◆ **Data provided**:
>> begin

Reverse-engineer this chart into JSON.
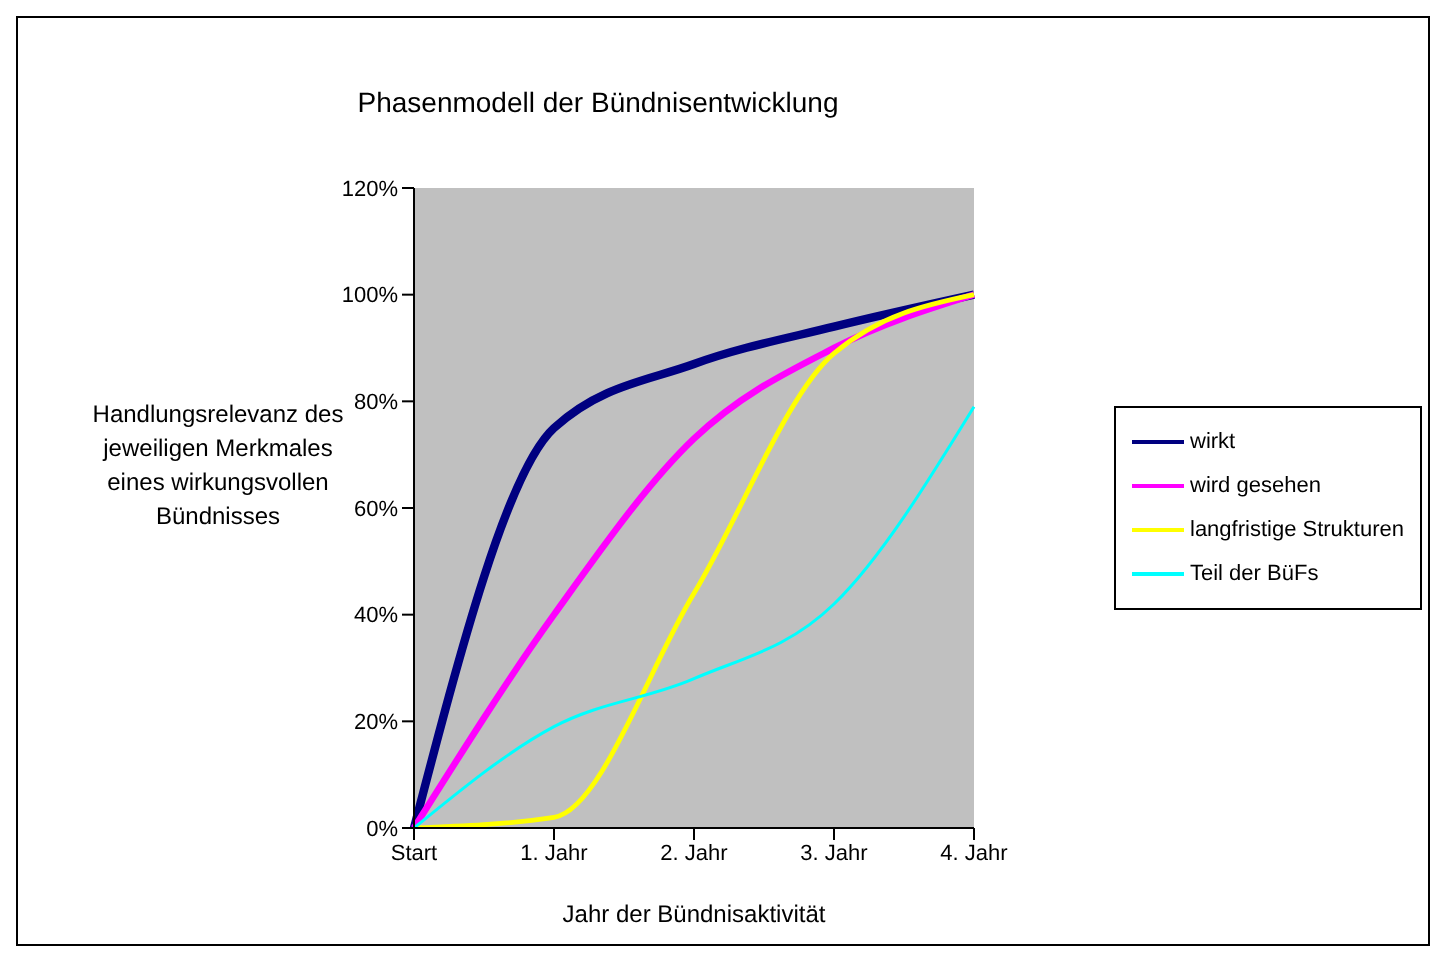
{
  "chart_data": {
    "type": "line",
    "title": "Phasenmodell der Bündnisentwicklung",
    "xlabel": "Jahr der Bündnisaktivität",
    "ylabel": "Handlungsrelevanz des jeweiligen Merkmales eines wirkungsvollen Bündnisses",
    "categories": [
      "Start",
      "1. Jahr",
      "2. Jahr",
      "3. Jahr",
      "4. Jahr"
    ],
    "series": [
      {
        "name": "wirkt",
        "color": "#000080",
        "values": [
          0,
          75,
          87,
          94,
          100
        ]
      },
      {
        "name": "wird gesehen",
        "color": "#ff00ff",
        "values": [
          0,
          40,
          73,
          90,
          100
        ]
      },
      {
        "name": "langfristige Strukturen",
        "color": "#ffff00",
        "values": [
          0,
          2,
          44,
          89,
          100
        ]
      },
      {
        "name": "Teil der BüFs",
        "color": "#00ffff",
        "values": [
          0,
          19,
          28,
          42,
          79
        ]
      }
    ],
    "ylim": [
      0,
      120
    ],
    "yticks": [
      {
        "value": 0,
        "label": "0%"
      },
      {
        "value": 20,
        "label": "20%"
      },
      {
        "value": 40,
        "label": "40%"
      },
      {
        "value": 60,
        "label": "60%"
      },
      {
        "value": 80,
        "label": "80%"
      },
      {
        "value": 100,
        "label": "100%"
      },
      {
        "value": 120,
        "label": "120%"
      }
    ],
    "grid": false,
    "legend": "right",
    "marker": "none",
    "line_style": "solid"
  }
}
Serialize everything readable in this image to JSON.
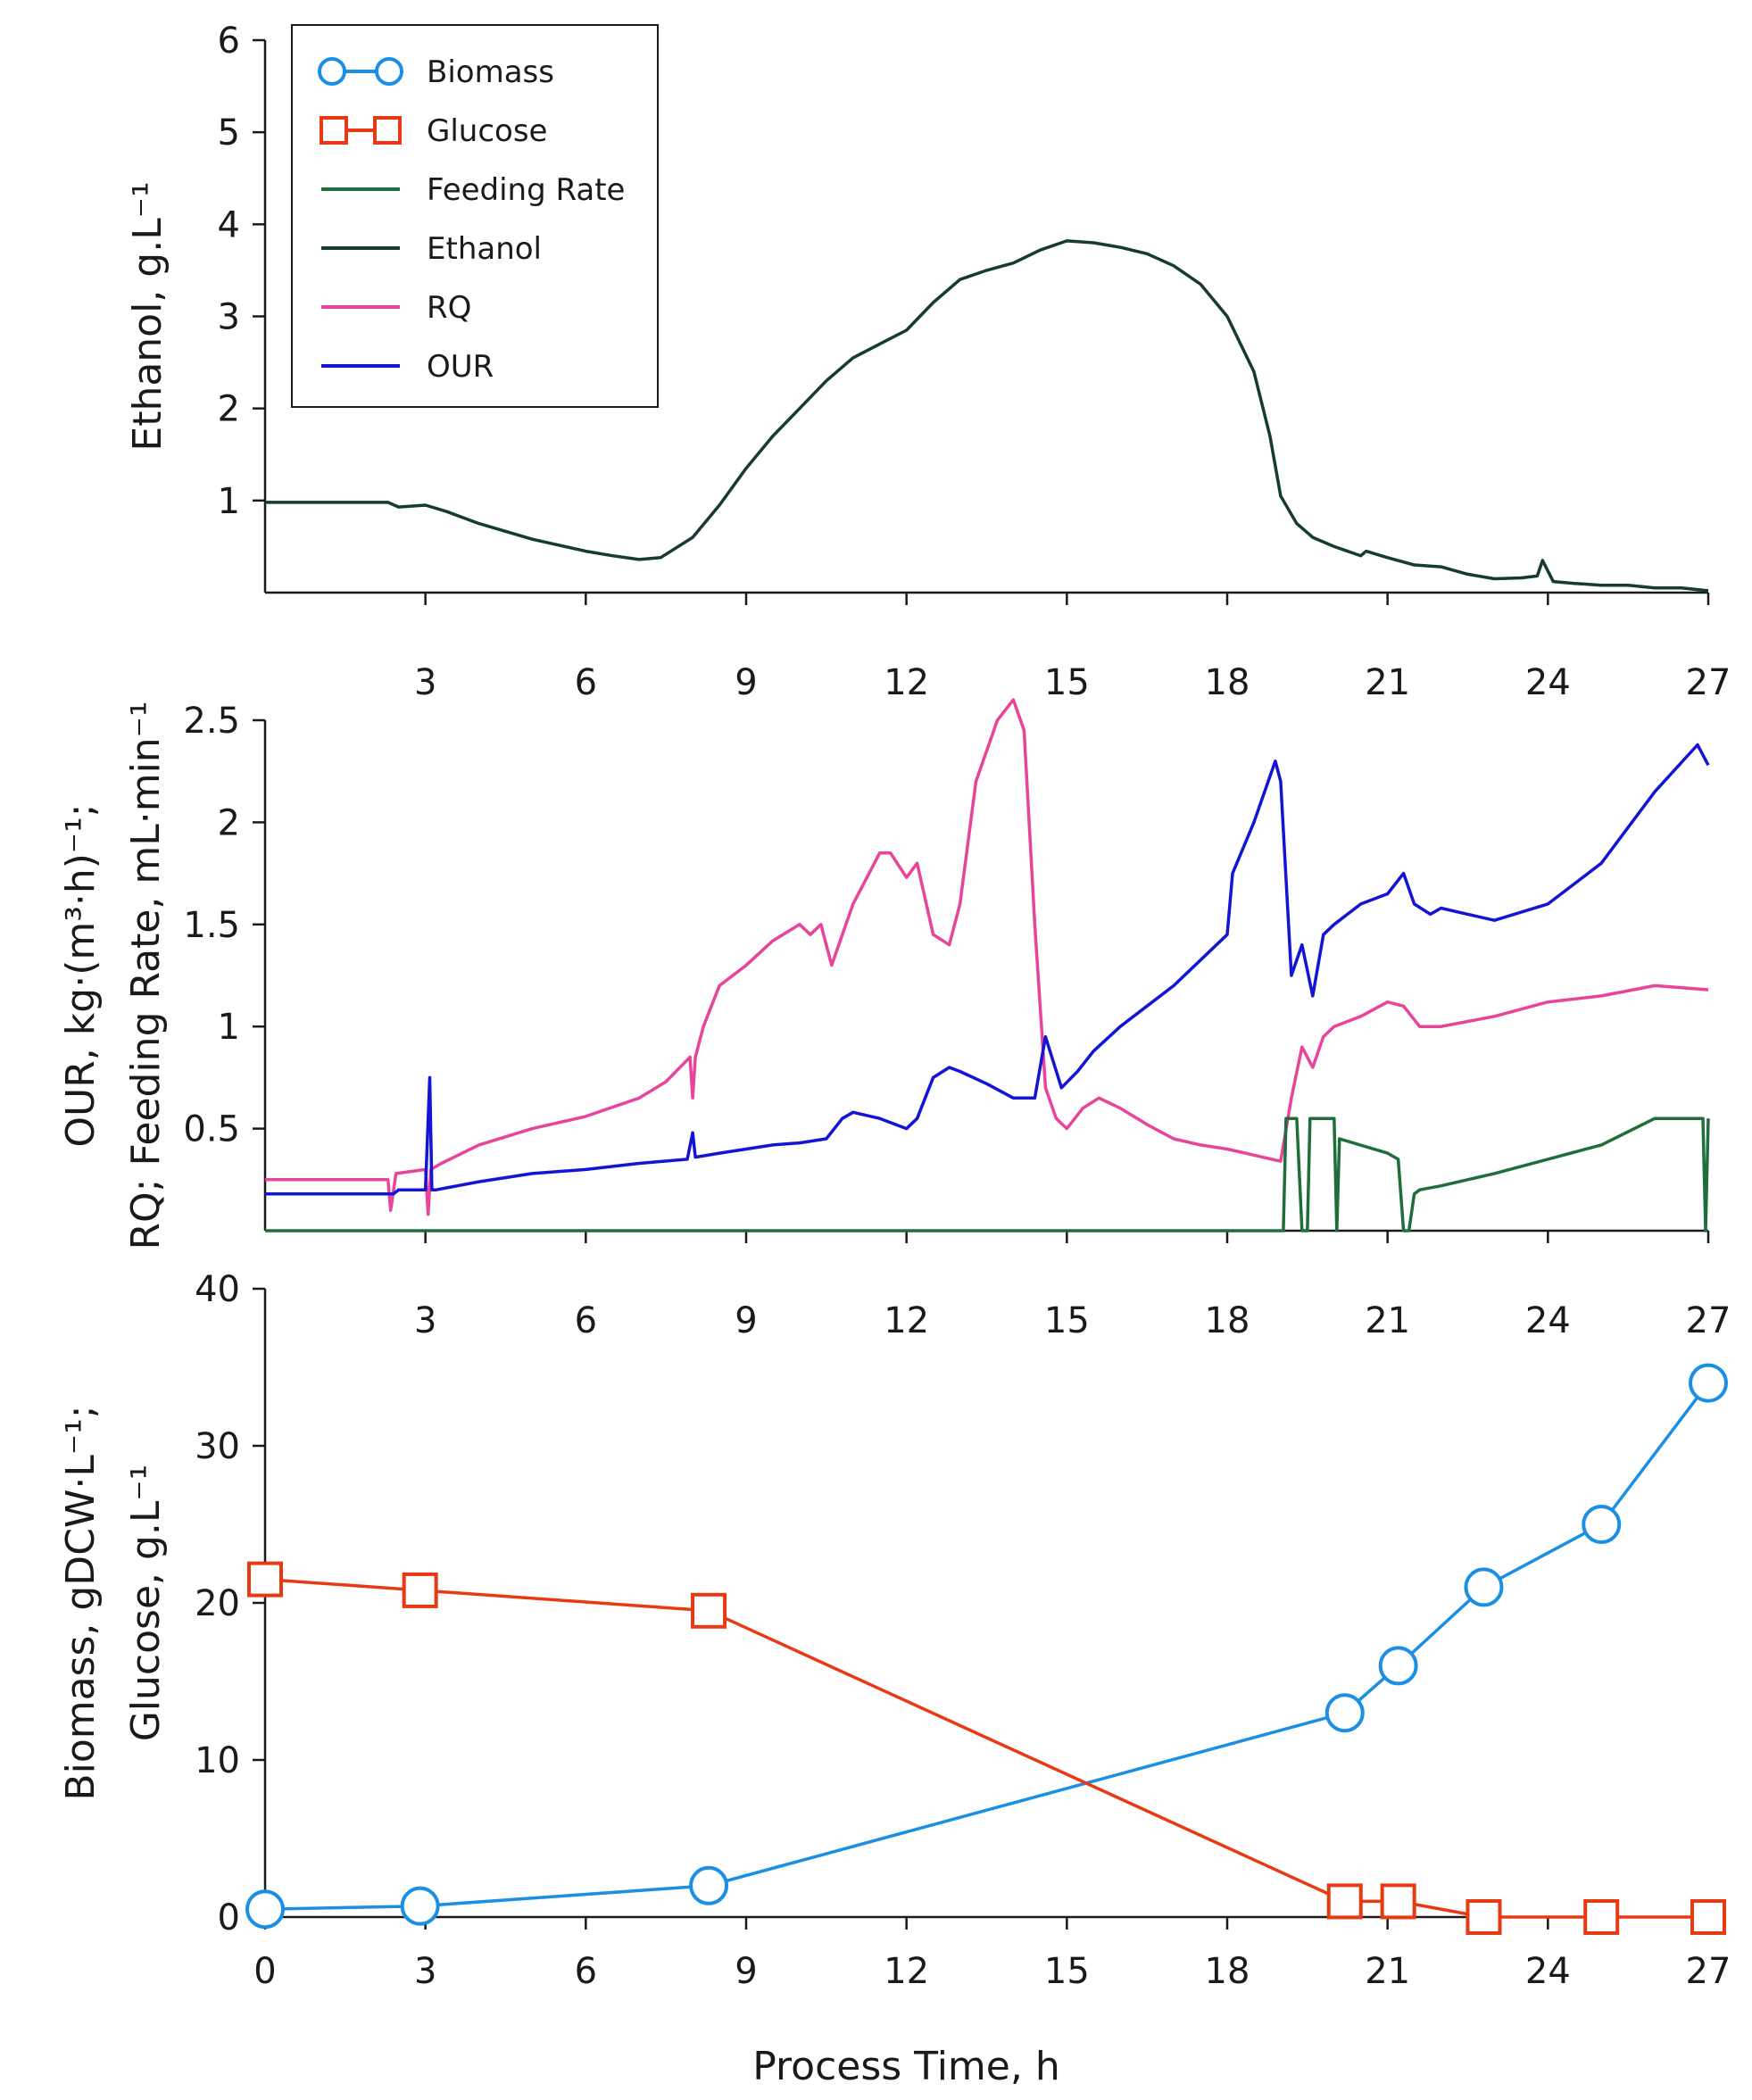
{
  "colors": {
    "biomass": "#1a8fe3",
    "glucose": "#e83a12",
    "feeding_rate": "#1f6e3a",
    "ethanol": "#163a35",
    "rq": "#e8449a",
    "our": "#1414d6",
    "axis": "#1a1a1a"
  },
  "legend": {
    "items": [
      {
        "label": "Biomass",
        "series": "biomass",
        "marker": "circle"
      },
      {
        "label": "Glucose",
        "series": "glucose",
        "marker": "square"
      },
      {
        "label": "Feeding Rate",
        "series": "feeding_rate",
        "marker": "none"
      },
      {
        "label": "Ethanol",
        "series": "ethanol",
        "marker": "none"
      },
      {
        "label": "RQ",
        "series": "rq",
        "marker": "none"
      },
      {
        "label": "OUR",
        "series": "our",
        "marker": "none"
      }
    ]
  },
  "chart_data": [
    {
      "id": "top",
      "type": "line",
      "ylabel": "Ethanol, g.L⁻¹",
      "xlabel": "",
      "xlim": [
        0,
        27
      ],
      "ylim": [
        0,
        6
      ],
      "xticks": [
        3,
        6,
        9,
        12,
        15,
        18,
        21,
        24,
        27
      ],
      "yticks": [
        1,
        2,
        3,
        4,
        5,
        6
      ],
      "legend_position": "top-left",
      "series": [
        {
          "name": "Ethanol",
          "key": "ethanol",
          "x": [
            0,
            2.3,
            2.5,
            3.0,
            3.4,
            4.0,
            5.0,
            6.0,
            6.5,
            7.0,
            7.4,
            8.0,
            8.5,
            9.0,
            9.5,
            10.0,
            10.5,
            11.0,
            11.5,
            12.0,
            12.5,
            13.0,
            13.5,
            14.0,
            14.5,
            15.0,
            15.5,
            16.0,
            16.5,
            17.0,
            17.5,
            18.0,
            18.5,
            18.8,
            19.0,
            19.3,
            19.6,
            20.0,
            20.5,
            20.6,
            21.0,
            21.5,
            22.0,
            22.5,
            23.0,
            23.5,
            23.8,
            23.9,
            24.1,
            24.5,
            25.0,
            25.5,
            26.0,
            26.5,
            27.0
          ],
          "y": [
            0.98,
            0.98,
            0.93,
            0.95,
            0.88,
            0.75,
            0.58,
            0.45,
            0.4,
            0.36,
            0.38,
            0.6,
            0.95,
            1.35,
            1.7,
            2.0,
            2.3,
            2.55,
            2.7,
            2.85,
            3.15,
            3.4,
            3.5,
            3.58,
            3.72,
            3.82,
            3.8,
            3.75,
            3.68,
            3.55,
            3.35,
            3.0,
            2.4,
            1.7,
            1.05,
            0.75,
            0.6,
            0.5,
            0.4,
            0.45,
            0.38,
            0.3,
            0.28,
            0.2,
            0.15,
            0.16,
            0.18,
            0.35,
            0.12,
            0.1,
            0.08,
            0.08,
            0.05,
            0.05,
            0.02
          ]
        }
      ]
    },
    {
      "id": "middle",
      "type": "line",
      "ylabel": "OUR, kg·(m³·h)⁻¹; RQ; Feeding Rate, mL·min⁻¹",
      "ylabel_line1": "OUR, kg·(m³·h)⁻¹;",
      "ylabel_line2": "RQ; Feeding Rate, mL·min⁻¹",
      "xlabel": "",
      "xlim": [
        0,
        27
      ],
      "ylim": [
        0,
        2.5
      ],
      "xticks": [
        3,
        6,
        9,
        12,
        15,
        18,
        21,
        24,
        27
      ],
      "yticks": [
        0.5,
        1,
        1.5,
        2,
        2.5
      ],
      "ytick_labels": [
        "0.5",
        "1",
        "1.5",
        "2",
        "2.5"
      ],
      "series": [
        {
          "name": "RQ",
          "key": "rq",
          "x": [
            0,
            2.3,
            2.35,
            2.45,
            3.0,
            3.05,
            3.1,
            3.3,
            4.0,
            5.0,
            6.0,
            7.0,
            7.5,
            7.95,
            8.0,
            8.05,
            8.2,
            8.5,
            9.0,
            9.5,
            10.0,
            10.2,
            10.4,
            10.6,
            10.8,
            11.0,
            11.5,
            11.7,
            12.0,
            12.2,
            12.5,
            12.8,
            13.0,
            13.3,
            13.7,
            14.0,
            14.2,
            14.4,
            14.6,
            14.8,
            15.0,
            15.3,
            15.6,
            16.0,
            16.5,
            17.0,
            17.5,
            18.0,
            18.5,
            19.0,
            19.2,
            19.4,
            19.6,
            19.8,
            20.0,
            20.5,
            21.0,
            21.3,
            21.6,
            22.0,
            23.0,
            24.0,
            25.0,
            26.0,
            27.0
          ],
          "y": [
            0.25,
            0.25,
            0.1,
            0.28,
            0.3,
            0.08,
            0.3,
            0.33,
            0.42,
            0.5,
            0.56,
            0.65,
            0.73,
            0.85,
            0.65,
            0.85,
            1.0,
            1.2,
            1.3,
            1.42,
            1.5,
            1.45,
            1.5,
            1.3,
            1.45,
            1.6,
            1.85,
            1.85,
            1.73,
            1.8,
            1.45,
            1.4,
            1.6,
            2.2,
            2.5,
            2.6,
            2.45,
            1.5,
            0.7,
            0.55,
            0.5,
            0.6,
            0.65,
            0.6,
            0.52,
            0.45,
            0.42,
            0.4,
            0.37,
            0.34,
            0.65,
            0.9,
            0.8,
            0.95,
            1.0,
            1.05,
            1.12,
            1.1,
            1.0,
            1.0,
            1.05,
            1.12,
            1.15,
            1.2,
            1.18
          ]
        },
        {
          "name": "OUR",
          "key": "our",
          "x": [
            0,
            2.4,
            2.5,
            3.0,
            3.08,
            3.12,
            3.2,
            4.0,
            5.0,
            6.0,
            7.0,
            7.9,
            8.0,
            8.05,
            8.5,
            9.0,
            9.5,
            10.0,
            10.5,
            10.8,
            11.0,
            11.5,
            12.0,
            12.2,
            12.5,
            12.8,
            13.0,
            13.5,
            14.0,
            14.4,
            14.6,
            14.9,
            15.2,
            15.5,
            16.0,
            17.0,
            18.0,
            18.1,
            18.5,
            18.9,
            19.0,
            19.2,
            19.4,
            19.6,
            19.8,
            20.0,
            20.5,
            21.0,
            21.3,
            21.5,
            21.8,
            22.0,
            22.5,
            23.0,
            24.0,
            25.0,
            26.0,
            26.8,
            27.0
          ],
          "y": [
            0.18,
            0.18,
            0.2,
            0.2,
            0.75,
            0.2,
            0.2,
            0.24,
            0.28,
            0.3,
            0.33,
            0.35,
            0.48,
            0.36,
            0.38,
            0.4,
            0.42,
            0.43,
            0.45,
            0.55,
            0.58,
            0.55,
            0.5,
            0.55,
            0.75,
            0.8,
            0.78,
            0.72,
            0.65,
            0.65,
            0.95,
            0.7,
            0.78,
            0.88,
            1.0,
            1.2,
            1.45,
            1.75,
            2.0,
            2.3,
            2.2,
            1.25,
            1.4,
            1.15,
            1.45,
            1.5,
            1.6,
            1.65,
            1.75,
            1.6,
            1.55,
            1.58,
            1.55,
            1.52,
            1.6,
            1.8,
            2.15,
            2.38,
            2.28
          ]
        },
        {
          "name": "Feeding Rate",
          "key": "feeding_rate",
          "x": [
            0,
            19.05,
            19.1,
            19.2,
            19.3,
            19.4,
            19.5,
            19.55,
            19.6,
            20.0,
            20.05,
            20.1,
            21.0,
            21.2,
            21.3,
            21.4,
            21.5,
            21.6,
            22.0,
            22.5,
            23.0,
            24.0,
            25.0,
            26.0,
            26.9,
            26.95,
            27.0
          ],
          "y": [
            0,
            0,
            0.55,
            0.55,
            0.55,
            0,
            0,
            0.55,
            0.55,
            0.55,
            0,
            0.45,
            0.38,
            0.35,
            0,
            0,
            0.18,
            0.2,
            0.22,
            0.25,
            0.28,
            0.35,
            0.42,
            0.55,
            0.55,
            0,
            0.55
          ]
        }
      ]
    },
    {
      "id": "bottom",
      "type": "line",
      "ylabel": "Biomass, gDCW·L⁻¹; Glucose, g.L⁻¹",
      "ylabel_line1": "Biomass, gDCW·L⁻¹;",
      "ylabel_line2": "Glucose, g.L⁻¹",
      "xlabel": "Process Time, h",
      "xlim": [
        0,
        27
      ],
      "ylim": [
        0,
        40
      ],
      "xticks": [
        0,
        3,
        6,
        9,
        12,
        15,
        18,
        21,
        24,
        27
      ],
      "yticks": [
        0,
        10,
        20,
        30,
        40
      ],
      "series": [
        {
          "name": "Biomass",
          "key": "biomass",
          "marker": "circle",
          "x": [
            0,
            2.9,
            8.3,
            20.2,
            21.2,
            22.8,
            25.0,
            27.0
          ],
          "y": [
            0.5,
            0.7,
            2.0,
            13.0,
            16.0,
            21.0,
            25.0,
            34.0
          ]
        },
        {
          "name": "Glucose",
          "key": "glucose",
          "marker": "square",
          "x": [
            0,
            2.9,
            8.3,
            20.2,
            21.2,
            22.8,
            25.0,
            27.0
          ],
          "y": [
            21.5,
            20.8,
            19.5,
            1.0,
            1.0,
            0.0,
            0.0,
            0.0
          ]
        }
      ]
    }
  ]
}
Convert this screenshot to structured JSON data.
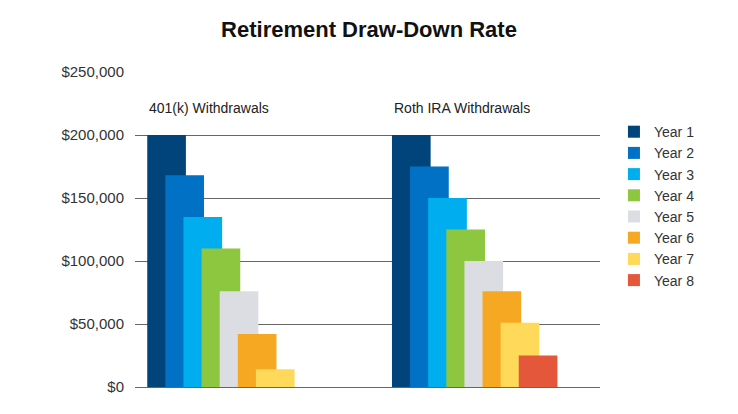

>> end

◆ **Problem statement**: Report every line in the data above in which the word "this" appears.

◆ **Answer to the problem**:
Reverse-engineer this chart into JSON.
Serialize everything readable in this image to JSON.
Convert this screenshot to structured JSON data.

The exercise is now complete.